_Do this:_
All of the data below must be repeated exactly.

[start The input]

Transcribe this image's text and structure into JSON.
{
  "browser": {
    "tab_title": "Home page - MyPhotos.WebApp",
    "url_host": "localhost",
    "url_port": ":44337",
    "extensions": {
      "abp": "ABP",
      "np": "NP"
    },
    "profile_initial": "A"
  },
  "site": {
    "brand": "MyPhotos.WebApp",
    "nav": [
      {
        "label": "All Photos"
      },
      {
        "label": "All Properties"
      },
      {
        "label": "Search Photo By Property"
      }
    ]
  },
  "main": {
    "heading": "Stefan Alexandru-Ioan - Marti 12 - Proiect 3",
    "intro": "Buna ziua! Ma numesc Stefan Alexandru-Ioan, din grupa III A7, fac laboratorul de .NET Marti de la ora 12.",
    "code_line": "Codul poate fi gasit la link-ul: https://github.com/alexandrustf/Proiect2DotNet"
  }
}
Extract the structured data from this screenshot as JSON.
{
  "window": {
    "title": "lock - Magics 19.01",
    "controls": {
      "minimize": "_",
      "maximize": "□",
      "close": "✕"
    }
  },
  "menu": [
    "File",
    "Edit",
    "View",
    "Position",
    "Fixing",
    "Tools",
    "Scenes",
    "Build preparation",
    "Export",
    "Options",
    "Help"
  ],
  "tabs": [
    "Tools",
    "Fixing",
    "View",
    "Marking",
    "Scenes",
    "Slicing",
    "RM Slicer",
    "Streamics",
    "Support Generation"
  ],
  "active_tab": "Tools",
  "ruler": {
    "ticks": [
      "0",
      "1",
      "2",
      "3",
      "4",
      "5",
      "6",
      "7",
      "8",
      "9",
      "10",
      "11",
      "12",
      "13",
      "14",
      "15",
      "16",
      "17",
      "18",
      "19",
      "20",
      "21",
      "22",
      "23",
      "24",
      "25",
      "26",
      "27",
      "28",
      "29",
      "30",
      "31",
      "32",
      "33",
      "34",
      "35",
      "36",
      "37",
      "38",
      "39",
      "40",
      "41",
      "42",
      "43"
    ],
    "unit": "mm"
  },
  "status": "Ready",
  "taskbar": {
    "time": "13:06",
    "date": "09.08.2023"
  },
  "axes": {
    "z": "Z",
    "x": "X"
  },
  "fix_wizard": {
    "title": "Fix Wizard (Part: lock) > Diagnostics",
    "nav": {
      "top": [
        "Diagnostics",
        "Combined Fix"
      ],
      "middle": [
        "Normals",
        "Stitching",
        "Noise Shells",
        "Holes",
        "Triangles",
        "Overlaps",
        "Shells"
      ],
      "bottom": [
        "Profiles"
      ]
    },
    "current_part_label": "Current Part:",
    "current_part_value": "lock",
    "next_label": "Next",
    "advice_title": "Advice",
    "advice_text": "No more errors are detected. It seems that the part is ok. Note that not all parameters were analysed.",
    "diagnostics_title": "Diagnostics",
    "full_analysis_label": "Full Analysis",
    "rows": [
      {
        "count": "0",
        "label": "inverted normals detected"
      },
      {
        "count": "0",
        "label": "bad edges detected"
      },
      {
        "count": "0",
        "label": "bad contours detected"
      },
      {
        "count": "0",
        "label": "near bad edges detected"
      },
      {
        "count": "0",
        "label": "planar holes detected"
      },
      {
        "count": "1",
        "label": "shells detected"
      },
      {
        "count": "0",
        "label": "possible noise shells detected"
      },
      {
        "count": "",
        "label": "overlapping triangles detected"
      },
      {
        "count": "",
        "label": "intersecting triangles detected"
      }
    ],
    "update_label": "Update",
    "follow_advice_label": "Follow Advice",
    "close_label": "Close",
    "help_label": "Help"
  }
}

[end The input]

_Reply:_
Transcribe this image's text and structure into JSON.
{
  "browser": {
    "tab_title": "Home page - MyPhotos.WebApp",
    "url_host": "localhost",
    "url_port": ":44337",
    "extensions": {
      "abp": "ABP",
      "np": "NP"
    },
    "profile_initial": "A"
  },
  "site": {
    "brand": "MyPhotos.WebApp",
    "nav": [
      {
        "label": "All Photos"
      },
      {
        "label": "All Properties"
      },
      {
        "label": "Search Photo By Property"
      }
    ]
  },
  "main": {
    "heading": "Stefan Alexandru-Ioan - Marti 12 - Proiect 3",
    "intro": "Buna ziua! Ma numesc Stefan Alexandru-Ioan, din grupa III A7, fac laboratorul de .NET Marti de la ora 12.",
    "code_line": "Codul poate fi gasit la link-ul: https://github.com/alexandrustf/Proiect2DotNet"
  }
}
Extract the structured data from this screenshot as JSON.
{
  "window": {
    "title": "lock - Magics 19.01",
    "controls": {
      "minimize": "_",
      "maximize": "□",
      "close": "✕"
    }
  },
  "menu": [
    "File",
    "Edit",
    "View",
    "Position",
    "Fixing",
    "Tools",
    "Scenes",
    "Build preparation",
    "Export",
    "Options",
    "Help"
  ],
  "tabs": [
    "Tools",
    "Fixing",
    "View",
    "Marking",
    "Scenes",
    "Slicing",
    "RM Slicer",
    "Streamics",
    "Support Generation"
  ],
  "active_tab": "Tools",
  "ruler": {
    "ticks": [
      "0",
      "1",
      "2",
      "3",
      "4",
      "5",
      "6",
      "7",
      "8",
      "9",
      "10",
      "11",
      "12",
      "13",
      "14",
      "15",
      "16",
      "17",
      "18",
      "19",
      "20",
      "21",
      "22",
      "23",
      "24",
      "25",
      "26",
      "27",
      "28",
      "29",
      "30",
      "31",
      "32",
      "33",
      "34",
      "35",
      "36",
      "37",
      "38",
      "39",
      "40",
      "41",
      "42",
      "43"
    ],
    "unit": "mm"
  },
  "status": "Ready",
  "taskbar": {
    "time": "13:06",
    "date": "09.08.2023"
  },
  "axes": {
    "z": "Z",
    "x": "X"
  },
  "fix_wizard": {
    "title": "Fix Wizard (Part: lock) > Diagnostics",
    "nav": {
      "top": [
        "Diagnostics",
        "Combined Fix"
      ],
      "middle": [
        "Normals",
        "Stitching",
        "Noise Shells",
        "Holes",
        "Triangles",
        "Overlaps",
        "Shells"
      ],
      "bottom": [
        "Profiles"
      ]
    },
    "current_part_label": "Current Part:",
    "current_part_value": "lock",
    "next_label": "Next",
    "advice_title": "Advice",
    "advice_text": "No more errors are detected. It seems that the part is ok. Note that not all parameters were analysed.",
    "diagnostics_title": "Diagnostics",
    "full_analysis_label": "Full Analysis",
    "rows": [
      {
        "count": "0",
        "label": "inverted normals detected"
      },
      {
        "count": "0",
        "label": "bad edges detected"
      },
      {
        "count": "0",
        "label": "bad contours detected"
      },
      {
        "count": "0",
        "label": "near bad edges detected"
      },
      {
        "count": "0",
        "label": "planar holes detected"
      },
      {
        "count": "1",
        "label": "shells detected"
      },
      {
        "count": "0",
        "label": "possible noise shells detected"
      },
      {
        "count": "",
        "label": "overlapping triangles detected"
      },
      {
        "count": "",
        "label": "intersecting triangles detected"
      }
    ],
    "update_label": "Update",
    "follow_advice_label": "Follow Advice",
    "close_label": "Close",
    "help_label": "Help"
  }
}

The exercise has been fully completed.